• _TASK DATA_:

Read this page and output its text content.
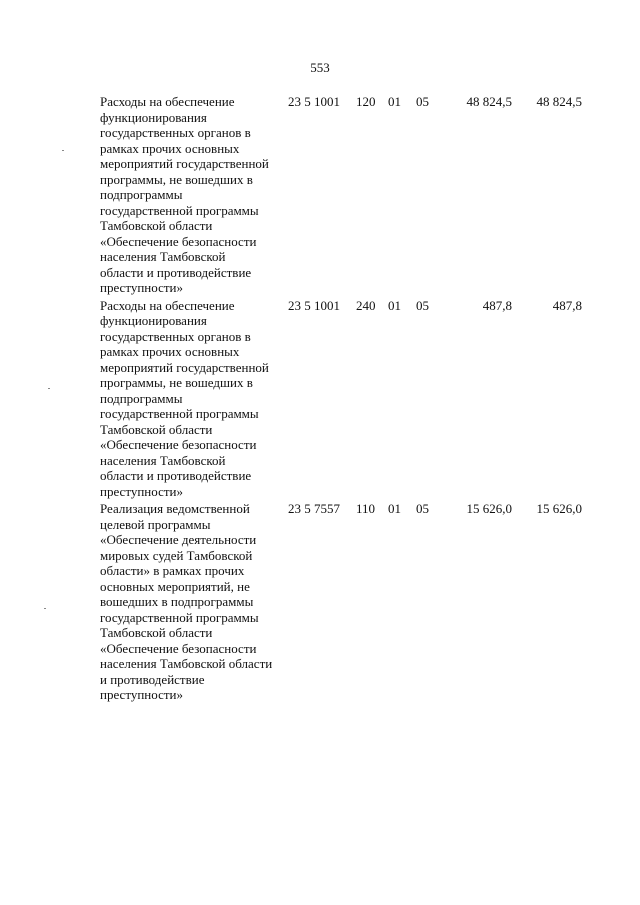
553
Расходы на обеспечение
функционирования
государственных органов в
рамках прочих основных
мероприятий государственной
программы, не вошедших в
подпрограммы
государственной программы
Тамбовской области
«Обеспечение безопасности
населения Тамбовской
области и противодействие
преступности»
23 5 1001	120 01	05	48 824,5	48 824,5
Расходы на обеспечение
функционирования
государственных органов в
рамках прочих основных
мероприятий государственной
программы, не вошедших в
подпрограммы
государственной программы
Тамбовской области
«Обеспечение безопасности
населения Тамбовской
области и противодействие
преступности»
23 5 1001	240 01	05	487,8	487,8
Реализация ведомственной
целевой программы
«Обеспечение деятельности
мировых судей Тамбовской
области» в рамках прочих
основных мероприятий, не
вошедших в подпрограммы
государственной программы
Тамбовской области
«Обеспечение безопасности
населения Тамбовской области
и противодействие
преступности»
23 5 7557	110 01	05	15 626,0	15 626,0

• _TASK DESCRIPTION_: Go through the listing above and write it out again exactly, dropping the pictures.

• _RIGHT ANSWER_:
Read this page and output its text content.
553
Расходы на обеспечение
функционирования
государственных органов в
рамках прочих основных
мероприятий государственной
программы, не вошедших в
подпрограммы
государственной программы
Тамбовской области
«Обеспечение безопасности
населения Тамбовской
области и противодействие
преступности»
23 5 1001	120 01	05	48 824,5	48 824,5
Расходы на обеспечение
функционирования
государственных органов в
рамках прочих основных
мероприятий государственной
программы, не вошедших в
подпрограммы
государственной программы
Тамбовской области
«Обеспечение безопасности
населения Тамбовской
области и противодействие
преступности»
23 5 1001	240 01	05	487,8	487,8
Реализация ведомственной
целевой программы
«Обеспечение деятельности
мировых судей Тамбовской
области» в рамках прочих
основных мероприятий, не
вошедших в подпрограммы
государственной программы
Тамбовской области
«Обеспечение безопасности
населения Тамбовской области
и противодействие
преступности»
23 5 7557	110 01	05	15 626,0	15 626,0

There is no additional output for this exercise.